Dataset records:
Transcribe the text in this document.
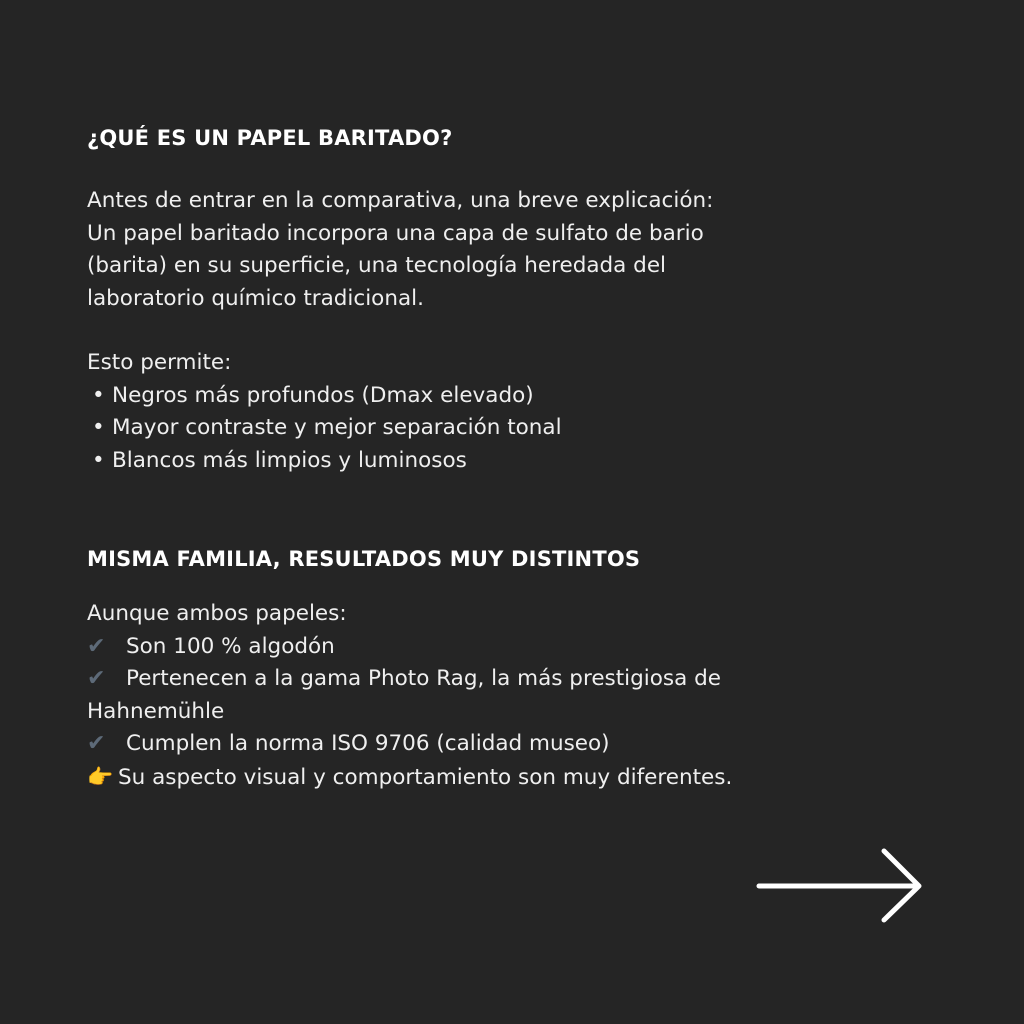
¿QUÉ ES UN PAPEL BARITADO?
Antes de entrar en la comparativa, una breve explicación:
Un papel baritado incorpora una capa de sulfato de bario
(barita) en su superficie, una tecnología heredada del
laboratorio químico tradicional.
Esto permite:
• Negros más profundos (Dmax elevado)
• Mayor contraste y mejor separación tonal
• Blancos más limpios y luminosos
MISMA FAMILIA, RESULTADOS MUY DISTINTOS
Aunque ambos papeles:
✔ Son 100 % algodón
✔ Pertenecen a la gama Photo Rag, la más prestigiosa de
Hahnemühle
✔ Cumplen la norma ISO 9706 (calidad museo)
👉 Su aspecto visual y comportamiento son muy diferentes.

## Problem
Reproduce the material in its entirety and word for word, without the pictures.

## Answer to this exercise
Transcribe the text in this document.
¿QUÉ ES UN PAPEL BARITADO?
Antes de entrar en la comparativa, una breve explicación:
Un papel baritado incorpora una capa de sulfato de bario
(barita) en su superficie, una tecnología heredada del
laboratorio químico tradicional.
Esto permite:
• Negros más profundos (Dmax elevado)
• Mayor contraste y mejor separación tonal
• Blancos más limpios y luminosos
MISMA FAMILIA, RESULTADOS MUY DISTINTOS
Aunque ambos papeles:
✔ Son 100 % algodón
✔ Pertenecen a la gama Photo Rag, la más prestigiosa de
Hahnemühle
✔ Cumplen la norma ISO 9706 (calidad museo)
👉 Su aspecto visual y comportamiento son muy diferentes.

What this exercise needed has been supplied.